WHAT IS BEING ASKED
Make an exact copy of all the records.

[Stored records]
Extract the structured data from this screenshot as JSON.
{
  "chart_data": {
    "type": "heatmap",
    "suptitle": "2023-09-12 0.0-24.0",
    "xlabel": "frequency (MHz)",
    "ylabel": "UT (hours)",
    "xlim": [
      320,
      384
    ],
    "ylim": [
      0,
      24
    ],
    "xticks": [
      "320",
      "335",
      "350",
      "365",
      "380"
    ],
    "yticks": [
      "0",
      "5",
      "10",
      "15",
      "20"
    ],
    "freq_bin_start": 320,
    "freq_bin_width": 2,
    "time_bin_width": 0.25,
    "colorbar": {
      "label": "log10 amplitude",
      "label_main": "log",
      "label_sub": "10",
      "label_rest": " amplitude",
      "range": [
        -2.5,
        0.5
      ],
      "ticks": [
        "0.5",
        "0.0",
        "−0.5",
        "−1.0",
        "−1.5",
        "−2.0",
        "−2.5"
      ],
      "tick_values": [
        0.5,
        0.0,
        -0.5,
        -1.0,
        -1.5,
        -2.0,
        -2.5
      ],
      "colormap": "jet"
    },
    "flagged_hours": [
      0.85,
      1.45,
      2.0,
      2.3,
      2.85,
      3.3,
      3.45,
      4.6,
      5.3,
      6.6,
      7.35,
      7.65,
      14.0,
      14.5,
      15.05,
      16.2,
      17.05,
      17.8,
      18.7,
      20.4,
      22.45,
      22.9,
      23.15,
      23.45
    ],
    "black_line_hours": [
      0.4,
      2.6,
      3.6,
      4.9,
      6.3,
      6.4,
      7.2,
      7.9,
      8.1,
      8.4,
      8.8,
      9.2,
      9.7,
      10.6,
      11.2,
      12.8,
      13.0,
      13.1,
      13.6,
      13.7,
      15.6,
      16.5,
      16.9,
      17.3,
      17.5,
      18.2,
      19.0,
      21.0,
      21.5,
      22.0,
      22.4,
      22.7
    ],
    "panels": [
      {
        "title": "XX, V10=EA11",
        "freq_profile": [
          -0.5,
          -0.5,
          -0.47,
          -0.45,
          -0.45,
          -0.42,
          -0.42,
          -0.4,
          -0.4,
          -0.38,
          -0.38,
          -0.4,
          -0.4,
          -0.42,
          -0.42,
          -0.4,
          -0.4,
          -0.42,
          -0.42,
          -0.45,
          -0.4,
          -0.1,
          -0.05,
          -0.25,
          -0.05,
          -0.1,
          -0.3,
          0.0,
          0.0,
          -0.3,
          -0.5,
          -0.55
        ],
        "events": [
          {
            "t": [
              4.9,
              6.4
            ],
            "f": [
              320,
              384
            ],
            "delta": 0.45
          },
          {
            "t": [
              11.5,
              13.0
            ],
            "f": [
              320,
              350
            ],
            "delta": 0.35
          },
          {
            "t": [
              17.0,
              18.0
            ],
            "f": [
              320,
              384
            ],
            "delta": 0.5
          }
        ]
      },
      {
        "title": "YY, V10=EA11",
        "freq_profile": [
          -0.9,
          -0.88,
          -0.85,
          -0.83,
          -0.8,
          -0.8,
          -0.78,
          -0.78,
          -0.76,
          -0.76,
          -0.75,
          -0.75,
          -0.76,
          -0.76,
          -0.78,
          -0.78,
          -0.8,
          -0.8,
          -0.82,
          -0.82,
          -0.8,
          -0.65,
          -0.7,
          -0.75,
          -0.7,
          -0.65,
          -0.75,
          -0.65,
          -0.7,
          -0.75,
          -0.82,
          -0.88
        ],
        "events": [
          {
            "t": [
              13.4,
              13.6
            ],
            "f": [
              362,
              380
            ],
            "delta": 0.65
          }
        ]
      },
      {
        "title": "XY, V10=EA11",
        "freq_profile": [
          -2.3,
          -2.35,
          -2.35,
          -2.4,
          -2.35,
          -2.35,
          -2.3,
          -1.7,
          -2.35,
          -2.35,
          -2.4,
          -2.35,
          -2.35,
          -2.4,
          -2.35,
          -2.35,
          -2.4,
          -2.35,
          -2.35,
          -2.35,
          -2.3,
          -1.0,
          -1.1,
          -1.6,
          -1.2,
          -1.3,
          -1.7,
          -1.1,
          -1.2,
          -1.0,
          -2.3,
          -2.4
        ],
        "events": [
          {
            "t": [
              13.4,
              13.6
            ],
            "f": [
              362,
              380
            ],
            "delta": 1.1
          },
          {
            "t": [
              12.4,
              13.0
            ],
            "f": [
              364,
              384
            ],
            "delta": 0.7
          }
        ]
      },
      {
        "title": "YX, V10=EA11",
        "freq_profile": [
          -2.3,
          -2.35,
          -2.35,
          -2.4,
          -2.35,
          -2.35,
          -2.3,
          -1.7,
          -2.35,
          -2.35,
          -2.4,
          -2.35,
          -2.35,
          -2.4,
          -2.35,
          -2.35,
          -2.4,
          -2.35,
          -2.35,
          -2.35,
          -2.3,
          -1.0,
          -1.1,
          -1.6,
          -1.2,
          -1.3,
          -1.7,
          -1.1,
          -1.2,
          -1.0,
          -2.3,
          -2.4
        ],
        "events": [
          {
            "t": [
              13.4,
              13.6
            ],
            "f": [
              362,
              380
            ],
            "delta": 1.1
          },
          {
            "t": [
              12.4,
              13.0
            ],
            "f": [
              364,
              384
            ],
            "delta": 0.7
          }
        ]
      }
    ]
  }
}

SOLUTION FOR THIS PROBLEM
Extract the structured data from this screenshot as JSON.
{
  "chart_data": {
    "type": "heatmap",
    "suptitle": "2023-09-12 0.0-24.0",
    "xlabel": "frequency (MHz)",
    "ylabel": "UT (hours)",
    "xlim": [
      320,
      384
    ],
    "ylim": [
      0,
      24
    ],
    "xticks": [
      "320",
      "335",
      "350",
      "365",
      "380"
    ],
    "yticks": [
      "0",
      "5",
      "10",
      "15",
      "20"
    ],
    "freq_bin_start": 320,
    "freq_bin_width": 2,
    "time_bin_width": 0.25,
    "colorbar": {
      "label": "log10 amplitude",
      "label_main": "log",
      "label_sub": "10",
      "label_rest": " amplitude",
      "range": [
        -2.5,
        0.5
      ],
      "ticks": [
        "0.5",
        "0.0",
        "−0.5",
        "−1.0",
        "−1.5",
        "−2.0",
        "−2.5"
      ],
      "tick_values": [
        0.5,
        0.0,
        -0.5,
        -1.0,
        -1.5,
        -2.0,
        -2.5
      ],
      "colormap": "jet"
    },
    "flagged_hours": [
      0.85,
      1.45,
      2.0,
      2.3,
      2.85,
      3.3,
      3.45,
      4.6,
      5.3,
      6.6,
      7.35,
      7.65,
      14.0,
      14.5,
      15.05,
      16.2,
      17.05,
      17.8,
      18.7,
      20.4,
      22.45,
      22.9,
      23.15,
      23.45
    ],
    "black_line_hours": [
      0.4,
      2.6,
      3.6,
      4.9,
      6.3,
      6.4,
      7.2,
      7.9,
      8.1,
      8.4,
      8.8,
      9.2,
      9.7,
      10.6,
      11.2,
      12.8,
      13.0,
      13.1,
      13.6,
      13.7,
      15.6,
      16.5,
      16.9,
      17.3,
      17.5,
      18.2,
      19.0,
      21.0,
      21.5,
      22.0,
      22.4,
      22.7
    ],
    "panels": [
      {
        "title": "XX, V10=EA11",
        "freq_profile": [
          -0.5,
          -0.5,
          -0.47,
          -0.45,
          -0.45,
          -0.42,
          -0.42,
          -0.4,
          -0.4,
          -0.38,
          -0.38,
          -0.4,
          -0.4,
          -0.42,
          -0.42,
          -0.4,
          -0.4,
          -0.42,
          -0.42,
          -0.45,
          -0.4,
          -0.1,
          -0.05,
          -0.25,
          -0.05,
          -0.1,
          -0.3,
          0.0,
          0.0,
          -0.3,
          -0.5,
          -0.55
        ],
        "events": [
          {
            "t": [
              4.9,
              6.4
            ],
            "f": [
              320,
              384
            ],
            "delta": 0.45
          },
          {
            "t": [
              11.5,
              13.0
            ],
            "f": [
              320,
              350
            ],
            "delta": 0.35
          },
          {
            "t": [
              17.0,
              18.0
            ],
            "f": [
              320,
              384
            ],
            "delta": 0.5
          }
        ]
      },
      {
        "title": "YY, V10=EA11",
        "freq_profile": [
          -0.9,
          -0.88,
          -0.85,
          -0.83,
          -0.8,
          -0.8,
          -0.78,
          -0.78,
          -0.76,
          -0.76,
          -0.75,
          -0.75,
          -0.76,
          -0.76,
          -0.78,
          -0.78,
          -0.8,
          -0.8,
          -0.82,
          -0.82,
          -0.8,
          -0.65,
          -0.7,
          -0.75,
          -0.7,
          -0.65,
          -0.75,
          -0.65,
          -0.7,
          -0.75,
          -0.82,
          -0.88
        ],
        "events": [
          {
            "t": [
              13.4,
              13.6
            ],
            "f": [
              362,
              380
            ],
            "delta": 0.65
          }
        ]
      },
      {
        "title": "XY, V10=EA11",
        "freq_profile": [
          -2.3,
          -2.35,
          -2.35,
          -2.4,
          -2.35,
          -2.35,
          -2.3,
          -1.7,
          -2.35,
          -2.35,
          -2.4,
          -2.35,
          -2.35,
          -2.4,
          -2.35,
          -2.35,
          -2.4,
          -2.35,
          -2.35,
          -2.35,
          -2.3,
          -1.0,
          -1.1,
          -1.6,
          -1.2,
          -1.3,
          -1.7,
          -1.1,
          -1.2,
          -1.0,
          -2.3,
          -2.4
        ],
        "events": [
          {
            "t": [
              13.4,
              13.6
            ],
            "f": [
              362,
              380
            ],
            "delta": 1.1
          },
          {
            "t": [
              12.4,
              13.0
            ],
            "f": [
              364,
              384
            ],
            "delta": 0.7
          }
        ]
      },
      {
        "title": "YX, V10=EA11",
        "freq_profile": [
          -2.3,
          -2.35,
          -2.35,
          -2.4,
          -2.35,
          -2.35,
          -2.3,
          -1.7,
          -2.35,
          -2.35,
          -2.4,
          -2.35,
          -2.35,
          -2.4,
          -2.35,
          -2.35,
          -2.4,
          -2.35,
          -2.35,
          -2.35,
          -2.3,
          -1.0,
          -1.1,
          -1.6,
          -1.2,
          -1.3,
          -1.7,
          -1.1,
          -1.2,
          -1.0,
          -2.3,
          -2.4
        ],
        "events": [
          {
            "t": [
              13.4,
              13.6
            ],
            "f": [
              362,
              380
            ],
            "delta": 1.1
          },
          {
            "t": [
              12.4,
              13.0
            ],
            "f": [
              364,
              384
            ],
            "delta": 0.7
          }
        ]
      }
    ]
  }
}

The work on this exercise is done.